* [Material provided]

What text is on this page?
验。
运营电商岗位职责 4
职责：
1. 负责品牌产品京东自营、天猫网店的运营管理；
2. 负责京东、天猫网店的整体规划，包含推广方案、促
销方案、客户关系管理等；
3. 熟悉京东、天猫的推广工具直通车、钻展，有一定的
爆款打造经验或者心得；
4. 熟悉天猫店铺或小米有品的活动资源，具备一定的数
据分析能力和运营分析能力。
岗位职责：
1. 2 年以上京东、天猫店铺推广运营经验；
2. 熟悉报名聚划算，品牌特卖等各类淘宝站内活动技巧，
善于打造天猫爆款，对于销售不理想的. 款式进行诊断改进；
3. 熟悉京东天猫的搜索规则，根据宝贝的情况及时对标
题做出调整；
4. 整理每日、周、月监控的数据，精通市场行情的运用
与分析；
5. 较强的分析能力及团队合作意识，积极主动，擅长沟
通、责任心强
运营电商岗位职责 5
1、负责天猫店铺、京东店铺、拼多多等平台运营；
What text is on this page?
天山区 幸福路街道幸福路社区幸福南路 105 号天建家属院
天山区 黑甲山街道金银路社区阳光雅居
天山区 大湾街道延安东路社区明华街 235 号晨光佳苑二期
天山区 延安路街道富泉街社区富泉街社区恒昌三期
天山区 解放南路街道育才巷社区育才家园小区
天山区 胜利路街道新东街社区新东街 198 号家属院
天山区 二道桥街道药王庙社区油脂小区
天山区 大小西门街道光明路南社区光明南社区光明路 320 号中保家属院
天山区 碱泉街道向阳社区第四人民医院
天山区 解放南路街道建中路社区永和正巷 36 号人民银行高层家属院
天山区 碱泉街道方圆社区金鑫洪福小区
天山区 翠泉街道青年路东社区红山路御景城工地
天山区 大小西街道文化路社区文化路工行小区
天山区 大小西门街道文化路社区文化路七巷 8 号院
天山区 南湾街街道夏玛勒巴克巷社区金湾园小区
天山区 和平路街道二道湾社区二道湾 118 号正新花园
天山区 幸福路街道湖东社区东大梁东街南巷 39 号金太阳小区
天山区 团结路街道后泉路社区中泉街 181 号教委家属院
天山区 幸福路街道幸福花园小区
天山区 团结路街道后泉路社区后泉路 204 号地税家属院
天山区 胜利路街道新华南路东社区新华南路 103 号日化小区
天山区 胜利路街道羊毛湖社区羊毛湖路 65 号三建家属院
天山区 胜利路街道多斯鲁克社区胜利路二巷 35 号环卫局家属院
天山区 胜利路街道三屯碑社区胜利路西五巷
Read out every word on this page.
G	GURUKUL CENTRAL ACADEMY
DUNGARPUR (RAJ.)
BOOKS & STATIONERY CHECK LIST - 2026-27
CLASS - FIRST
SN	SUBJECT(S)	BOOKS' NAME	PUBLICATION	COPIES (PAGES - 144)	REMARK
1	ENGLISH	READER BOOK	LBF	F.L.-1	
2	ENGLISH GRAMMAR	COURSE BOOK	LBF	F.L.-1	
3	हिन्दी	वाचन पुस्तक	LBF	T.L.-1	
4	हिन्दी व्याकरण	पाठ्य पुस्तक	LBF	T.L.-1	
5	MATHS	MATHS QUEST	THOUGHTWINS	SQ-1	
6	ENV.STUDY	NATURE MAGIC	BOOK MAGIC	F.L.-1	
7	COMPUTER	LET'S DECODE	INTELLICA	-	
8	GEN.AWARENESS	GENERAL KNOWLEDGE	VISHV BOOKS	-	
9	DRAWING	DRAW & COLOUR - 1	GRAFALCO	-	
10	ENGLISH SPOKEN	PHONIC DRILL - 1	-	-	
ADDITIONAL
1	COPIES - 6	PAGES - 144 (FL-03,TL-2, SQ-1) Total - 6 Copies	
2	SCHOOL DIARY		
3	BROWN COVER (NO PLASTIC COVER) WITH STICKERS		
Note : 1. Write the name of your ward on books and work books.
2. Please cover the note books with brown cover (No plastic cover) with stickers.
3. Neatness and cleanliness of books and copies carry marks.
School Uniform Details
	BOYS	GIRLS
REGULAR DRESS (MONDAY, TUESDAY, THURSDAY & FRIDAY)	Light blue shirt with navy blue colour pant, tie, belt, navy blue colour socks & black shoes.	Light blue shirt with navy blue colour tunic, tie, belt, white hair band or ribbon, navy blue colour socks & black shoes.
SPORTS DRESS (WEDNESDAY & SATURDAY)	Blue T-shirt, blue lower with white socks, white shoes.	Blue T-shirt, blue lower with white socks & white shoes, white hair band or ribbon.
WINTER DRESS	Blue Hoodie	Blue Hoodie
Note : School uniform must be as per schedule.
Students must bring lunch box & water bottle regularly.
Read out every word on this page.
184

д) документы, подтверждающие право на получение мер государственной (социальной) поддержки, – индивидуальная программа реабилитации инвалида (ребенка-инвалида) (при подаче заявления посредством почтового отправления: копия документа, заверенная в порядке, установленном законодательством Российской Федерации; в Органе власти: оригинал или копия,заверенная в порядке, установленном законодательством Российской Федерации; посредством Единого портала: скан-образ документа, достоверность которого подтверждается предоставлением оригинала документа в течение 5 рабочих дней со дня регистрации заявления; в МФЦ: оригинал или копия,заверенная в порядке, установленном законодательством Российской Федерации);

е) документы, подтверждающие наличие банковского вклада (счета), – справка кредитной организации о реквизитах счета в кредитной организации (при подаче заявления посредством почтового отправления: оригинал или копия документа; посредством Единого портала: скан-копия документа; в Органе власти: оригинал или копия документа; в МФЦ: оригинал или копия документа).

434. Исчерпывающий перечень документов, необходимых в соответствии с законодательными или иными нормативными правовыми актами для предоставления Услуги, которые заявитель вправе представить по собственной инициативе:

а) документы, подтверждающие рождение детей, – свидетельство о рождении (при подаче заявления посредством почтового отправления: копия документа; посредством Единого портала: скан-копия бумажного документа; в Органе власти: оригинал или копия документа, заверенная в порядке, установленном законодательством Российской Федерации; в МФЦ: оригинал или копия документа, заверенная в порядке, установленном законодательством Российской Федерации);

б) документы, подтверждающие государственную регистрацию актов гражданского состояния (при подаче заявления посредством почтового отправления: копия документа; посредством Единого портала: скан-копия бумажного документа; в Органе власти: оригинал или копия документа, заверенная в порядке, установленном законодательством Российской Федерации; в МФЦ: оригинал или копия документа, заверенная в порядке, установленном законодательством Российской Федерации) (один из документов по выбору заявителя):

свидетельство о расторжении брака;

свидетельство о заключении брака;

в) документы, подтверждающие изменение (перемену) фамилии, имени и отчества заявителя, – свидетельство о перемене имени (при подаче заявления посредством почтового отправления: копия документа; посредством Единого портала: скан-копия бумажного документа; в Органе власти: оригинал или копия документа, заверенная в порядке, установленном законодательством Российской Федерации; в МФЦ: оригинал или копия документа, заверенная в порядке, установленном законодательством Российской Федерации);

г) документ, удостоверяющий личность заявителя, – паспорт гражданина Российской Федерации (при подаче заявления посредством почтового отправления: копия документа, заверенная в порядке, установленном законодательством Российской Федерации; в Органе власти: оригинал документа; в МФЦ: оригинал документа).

* [Written request] Count every line of the records that holds "ribbon". State the number, nothing else.

* [Final result] 2